### Description of the task
In the data below, locate each line with the word "upto" and list it.
** Begin Records for processing **
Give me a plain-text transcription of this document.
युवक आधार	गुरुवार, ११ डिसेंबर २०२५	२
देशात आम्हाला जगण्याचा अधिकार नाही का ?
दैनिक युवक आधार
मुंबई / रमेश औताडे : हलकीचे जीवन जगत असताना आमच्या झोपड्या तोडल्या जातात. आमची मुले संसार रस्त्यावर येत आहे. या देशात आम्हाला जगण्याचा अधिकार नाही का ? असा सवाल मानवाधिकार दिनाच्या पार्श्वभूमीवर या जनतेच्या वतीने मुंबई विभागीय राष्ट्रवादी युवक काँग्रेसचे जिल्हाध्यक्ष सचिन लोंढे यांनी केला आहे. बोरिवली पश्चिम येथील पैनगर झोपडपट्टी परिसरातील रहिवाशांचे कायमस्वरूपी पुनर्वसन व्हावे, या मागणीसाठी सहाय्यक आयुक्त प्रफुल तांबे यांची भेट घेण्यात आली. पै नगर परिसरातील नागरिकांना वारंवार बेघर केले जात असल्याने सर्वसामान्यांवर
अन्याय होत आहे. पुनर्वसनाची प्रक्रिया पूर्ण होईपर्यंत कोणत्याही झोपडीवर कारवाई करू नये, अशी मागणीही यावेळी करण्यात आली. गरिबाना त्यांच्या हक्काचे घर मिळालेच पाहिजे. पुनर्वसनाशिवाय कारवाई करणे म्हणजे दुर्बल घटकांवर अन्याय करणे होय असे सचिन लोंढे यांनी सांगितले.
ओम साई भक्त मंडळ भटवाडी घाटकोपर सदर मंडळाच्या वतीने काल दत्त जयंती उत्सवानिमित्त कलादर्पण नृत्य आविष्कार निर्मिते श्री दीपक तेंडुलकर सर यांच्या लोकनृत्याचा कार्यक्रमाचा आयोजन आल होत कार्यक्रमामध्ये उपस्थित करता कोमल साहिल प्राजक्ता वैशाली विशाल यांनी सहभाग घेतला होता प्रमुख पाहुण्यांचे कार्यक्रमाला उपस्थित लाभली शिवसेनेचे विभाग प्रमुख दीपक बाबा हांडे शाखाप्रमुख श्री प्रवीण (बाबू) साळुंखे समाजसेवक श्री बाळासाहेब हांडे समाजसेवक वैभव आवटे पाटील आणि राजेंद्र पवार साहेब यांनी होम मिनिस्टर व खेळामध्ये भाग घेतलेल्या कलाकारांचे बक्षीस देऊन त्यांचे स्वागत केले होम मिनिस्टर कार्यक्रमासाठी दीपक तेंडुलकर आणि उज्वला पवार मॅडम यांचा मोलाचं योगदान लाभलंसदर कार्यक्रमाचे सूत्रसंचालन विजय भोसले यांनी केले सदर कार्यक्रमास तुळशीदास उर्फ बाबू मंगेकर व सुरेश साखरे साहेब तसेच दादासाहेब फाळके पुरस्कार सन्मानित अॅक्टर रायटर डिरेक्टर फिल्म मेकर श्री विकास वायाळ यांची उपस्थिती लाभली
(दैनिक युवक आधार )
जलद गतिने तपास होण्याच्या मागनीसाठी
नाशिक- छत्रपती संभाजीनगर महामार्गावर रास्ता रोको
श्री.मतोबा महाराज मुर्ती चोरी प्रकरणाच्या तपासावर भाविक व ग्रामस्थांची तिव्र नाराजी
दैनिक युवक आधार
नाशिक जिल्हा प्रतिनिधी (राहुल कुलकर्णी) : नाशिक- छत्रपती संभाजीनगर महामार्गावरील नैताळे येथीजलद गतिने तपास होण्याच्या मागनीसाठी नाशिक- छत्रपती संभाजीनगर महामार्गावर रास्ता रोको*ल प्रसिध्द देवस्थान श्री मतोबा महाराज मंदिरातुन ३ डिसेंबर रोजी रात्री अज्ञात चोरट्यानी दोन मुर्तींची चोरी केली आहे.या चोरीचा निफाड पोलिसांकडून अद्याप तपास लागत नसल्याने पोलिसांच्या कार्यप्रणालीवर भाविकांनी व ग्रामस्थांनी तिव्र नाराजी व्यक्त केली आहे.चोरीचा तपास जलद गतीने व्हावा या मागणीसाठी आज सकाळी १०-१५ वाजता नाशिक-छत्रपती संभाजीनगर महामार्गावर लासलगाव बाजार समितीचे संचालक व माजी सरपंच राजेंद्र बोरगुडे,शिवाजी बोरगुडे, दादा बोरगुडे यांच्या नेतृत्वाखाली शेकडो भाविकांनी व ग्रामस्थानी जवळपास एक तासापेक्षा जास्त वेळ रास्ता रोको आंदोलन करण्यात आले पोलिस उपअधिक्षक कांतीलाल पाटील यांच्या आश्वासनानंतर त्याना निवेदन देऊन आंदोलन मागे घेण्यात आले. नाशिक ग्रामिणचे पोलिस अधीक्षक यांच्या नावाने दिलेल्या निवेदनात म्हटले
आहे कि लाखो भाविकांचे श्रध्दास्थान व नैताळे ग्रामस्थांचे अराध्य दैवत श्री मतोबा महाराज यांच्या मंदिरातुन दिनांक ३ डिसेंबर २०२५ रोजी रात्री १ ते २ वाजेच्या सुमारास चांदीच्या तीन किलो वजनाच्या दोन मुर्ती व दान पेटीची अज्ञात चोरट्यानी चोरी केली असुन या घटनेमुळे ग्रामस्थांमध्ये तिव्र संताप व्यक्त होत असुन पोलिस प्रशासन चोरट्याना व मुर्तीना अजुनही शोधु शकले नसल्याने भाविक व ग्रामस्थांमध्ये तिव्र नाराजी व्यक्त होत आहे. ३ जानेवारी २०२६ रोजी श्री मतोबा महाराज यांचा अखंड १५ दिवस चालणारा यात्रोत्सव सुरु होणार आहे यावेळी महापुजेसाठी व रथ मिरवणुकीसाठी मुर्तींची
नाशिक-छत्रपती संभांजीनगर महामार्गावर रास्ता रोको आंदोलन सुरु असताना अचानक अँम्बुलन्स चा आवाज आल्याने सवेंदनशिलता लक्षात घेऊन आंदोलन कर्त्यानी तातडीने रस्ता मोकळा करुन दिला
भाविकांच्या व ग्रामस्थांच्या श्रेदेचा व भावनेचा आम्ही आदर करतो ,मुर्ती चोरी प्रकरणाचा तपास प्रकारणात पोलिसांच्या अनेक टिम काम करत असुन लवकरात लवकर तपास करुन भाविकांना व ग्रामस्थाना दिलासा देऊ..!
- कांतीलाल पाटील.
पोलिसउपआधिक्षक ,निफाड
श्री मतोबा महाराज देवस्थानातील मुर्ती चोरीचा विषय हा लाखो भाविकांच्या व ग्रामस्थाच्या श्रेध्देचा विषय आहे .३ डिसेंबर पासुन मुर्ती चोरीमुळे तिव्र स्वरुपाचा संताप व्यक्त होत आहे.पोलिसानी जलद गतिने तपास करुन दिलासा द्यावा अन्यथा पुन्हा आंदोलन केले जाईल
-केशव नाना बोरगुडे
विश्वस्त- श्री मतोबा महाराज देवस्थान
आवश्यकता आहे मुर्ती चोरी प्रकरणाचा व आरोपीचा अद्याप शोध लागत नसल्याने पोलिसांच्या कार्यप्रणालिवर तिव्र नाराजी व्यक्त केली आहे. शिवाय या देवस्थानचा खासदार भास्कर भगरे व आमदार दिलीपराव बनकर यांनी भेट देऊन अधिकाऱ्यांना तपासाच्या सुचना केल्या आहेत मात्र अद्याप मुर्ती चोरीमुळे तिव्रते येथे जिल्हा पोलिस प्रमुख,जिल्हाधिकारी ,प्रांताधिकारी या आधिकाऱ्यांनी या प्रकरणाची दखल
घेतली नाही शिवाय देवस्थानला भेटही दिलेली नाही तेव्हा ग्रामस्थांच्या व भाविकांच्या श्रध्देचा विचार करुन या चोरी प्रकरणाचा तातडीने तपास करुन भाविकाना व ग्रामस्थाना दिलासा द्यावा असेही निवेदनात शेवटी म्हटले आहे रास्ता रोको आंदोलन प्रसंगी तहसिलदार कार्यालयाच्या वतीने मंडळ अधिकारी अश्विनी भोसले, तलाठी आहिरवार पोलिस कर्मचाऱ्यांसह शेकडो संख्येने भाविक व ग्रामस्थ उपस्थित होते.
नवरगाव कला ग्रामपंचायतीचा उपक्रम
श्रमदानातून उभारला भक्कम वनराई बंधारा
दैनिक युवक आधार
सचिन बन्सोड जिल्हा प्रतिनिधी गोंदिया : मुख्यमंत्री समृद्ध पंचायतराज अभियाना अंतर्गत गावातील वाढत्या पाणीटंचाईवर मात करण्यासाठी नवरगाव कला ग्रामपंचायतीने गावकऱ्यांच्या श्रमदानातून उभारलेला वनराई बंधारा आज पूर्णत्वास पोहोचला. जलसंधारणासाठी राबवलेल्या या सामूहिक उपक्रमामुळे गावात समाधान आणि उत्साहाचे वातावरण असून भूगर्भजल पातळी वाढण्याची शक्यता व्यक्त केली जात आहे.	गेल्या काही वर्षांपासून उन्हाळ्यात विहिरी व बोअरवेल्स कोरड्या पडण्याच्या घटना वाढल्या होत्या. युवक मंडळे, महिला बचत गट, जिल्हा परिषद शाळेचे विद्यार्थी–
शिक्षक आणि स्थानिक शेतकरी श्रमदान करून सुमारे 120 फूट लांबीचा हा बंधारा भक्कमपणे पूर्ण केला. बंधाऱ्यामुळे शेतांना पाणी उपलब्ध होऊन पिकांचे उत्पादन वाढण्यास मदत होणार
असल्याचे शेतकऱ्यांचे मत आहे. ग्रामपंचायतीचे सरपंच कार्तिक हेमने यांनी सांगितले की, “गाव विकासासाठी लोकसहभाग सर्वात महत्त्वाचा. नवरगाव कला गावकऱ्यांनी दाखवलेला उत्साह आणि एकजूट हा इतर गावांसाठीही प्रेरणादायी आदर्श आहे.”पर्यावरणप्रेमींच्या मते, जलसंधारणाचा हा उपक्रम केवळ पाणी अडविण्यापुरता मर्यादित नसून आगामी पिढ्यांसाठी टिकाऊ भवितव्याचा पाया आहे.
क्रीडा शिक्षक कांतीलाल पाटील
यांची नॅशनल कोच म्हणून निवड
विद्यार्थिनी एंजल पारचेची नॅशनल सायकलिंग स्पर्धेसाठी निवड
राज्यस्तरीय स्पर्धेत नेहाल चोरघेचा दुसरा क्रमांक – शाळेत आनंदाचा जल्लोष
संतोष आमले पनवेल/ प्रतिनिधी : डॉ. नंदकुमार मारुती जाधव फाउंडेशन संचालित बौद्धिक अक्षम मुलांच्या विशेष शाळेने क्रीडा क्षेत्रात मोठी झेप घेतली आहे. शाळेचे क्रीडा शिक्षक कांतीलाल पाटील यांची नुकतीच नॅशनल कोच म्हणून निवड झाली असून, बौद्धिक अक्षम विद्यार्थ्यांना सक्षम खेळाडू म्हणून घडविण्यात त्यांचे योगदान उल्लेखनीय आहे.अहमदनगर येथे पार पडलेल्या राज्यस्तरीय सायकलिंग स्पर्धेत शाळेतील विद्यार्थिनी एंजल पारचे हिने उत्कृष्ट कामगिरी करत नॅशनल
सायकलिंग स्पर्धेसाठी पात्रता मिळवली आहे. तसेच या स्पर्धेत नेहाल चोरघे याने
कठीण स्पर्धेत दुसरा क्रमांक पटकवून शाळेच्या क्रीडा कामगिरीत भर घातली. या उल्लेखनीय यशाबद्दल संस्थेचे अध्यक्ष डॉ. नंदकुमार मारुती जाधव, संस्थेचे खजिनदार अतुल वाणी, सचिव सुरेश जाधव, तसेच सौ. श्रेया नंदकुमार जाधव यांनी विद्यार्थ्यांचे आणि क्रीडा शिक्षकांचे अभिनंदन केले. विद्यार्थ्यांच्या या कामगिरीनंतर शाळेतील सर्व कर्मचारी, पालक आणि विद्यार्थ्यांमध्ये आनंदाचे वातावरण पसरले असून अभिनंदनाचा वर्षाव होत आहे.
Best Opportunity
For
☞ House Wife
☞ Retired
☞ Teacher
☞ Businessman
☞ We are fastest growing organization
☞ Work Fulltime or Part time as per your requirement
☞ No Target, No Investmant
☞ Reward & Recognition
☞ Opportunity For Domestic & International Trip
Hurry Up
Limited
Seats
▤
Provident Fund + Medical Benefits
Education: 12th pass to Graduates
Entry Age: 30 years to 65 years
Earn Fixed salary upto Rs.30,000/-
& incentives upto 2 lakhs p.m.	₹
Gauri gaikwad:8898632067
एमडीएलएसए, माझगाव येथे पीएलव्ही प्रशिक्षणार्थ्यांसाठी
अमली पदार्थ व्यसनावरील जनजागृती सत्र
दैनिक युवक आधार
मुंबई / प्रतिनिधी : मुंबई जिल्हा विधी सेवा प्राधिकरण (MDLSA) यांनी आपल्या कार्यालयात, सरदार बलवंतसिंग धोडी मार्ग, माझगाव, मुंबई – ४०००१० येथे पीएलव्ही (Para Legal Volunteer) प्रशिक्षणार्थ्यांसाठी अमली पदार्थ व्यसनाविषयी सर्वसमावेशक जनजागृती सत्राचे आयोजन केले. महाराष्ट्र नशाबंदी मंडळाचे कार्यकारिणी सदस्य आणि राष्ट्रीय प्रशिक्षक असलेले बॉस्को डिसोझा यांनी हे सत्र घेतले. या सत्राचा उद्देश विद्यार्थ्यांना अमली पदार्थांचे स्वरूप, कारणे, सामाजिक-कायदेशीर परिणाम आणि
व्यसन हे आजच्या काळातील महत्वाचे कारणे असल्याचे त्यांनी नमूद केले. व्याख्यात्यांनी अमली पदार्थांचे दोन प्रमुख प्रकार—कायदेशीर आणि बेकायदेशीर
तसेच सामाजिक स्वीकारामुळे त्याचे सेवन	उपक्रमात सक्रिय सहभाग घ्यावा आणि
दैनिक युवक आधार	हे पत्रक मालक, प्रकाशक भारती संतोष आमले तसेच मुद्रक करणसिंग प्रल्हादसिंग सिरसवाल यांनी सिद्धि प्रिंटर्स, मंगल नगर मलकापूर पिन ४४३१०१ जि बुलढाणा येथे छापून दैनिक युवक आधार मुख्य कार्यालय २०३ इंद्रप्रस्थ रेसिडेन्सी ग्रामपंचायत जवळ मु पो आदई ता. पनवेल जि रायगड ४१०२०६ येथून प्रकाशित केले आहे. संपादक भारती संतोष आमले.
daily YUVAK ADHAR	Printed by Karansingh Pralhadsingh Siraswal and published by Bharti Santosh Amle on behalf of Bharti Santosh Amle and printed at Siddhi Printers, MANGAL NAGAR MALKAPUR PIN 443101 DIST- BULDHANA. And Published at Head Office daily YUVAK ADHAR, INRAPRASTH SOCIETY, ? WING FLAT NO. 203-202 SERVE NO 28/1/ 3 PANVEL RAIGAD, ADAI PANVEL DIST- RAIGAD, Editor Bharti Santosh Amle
** End Records for processing **
### Written reply
Earn Fixed salary upto Rs.30,000/-
& incentives upto 2 lakhs p.m.	₹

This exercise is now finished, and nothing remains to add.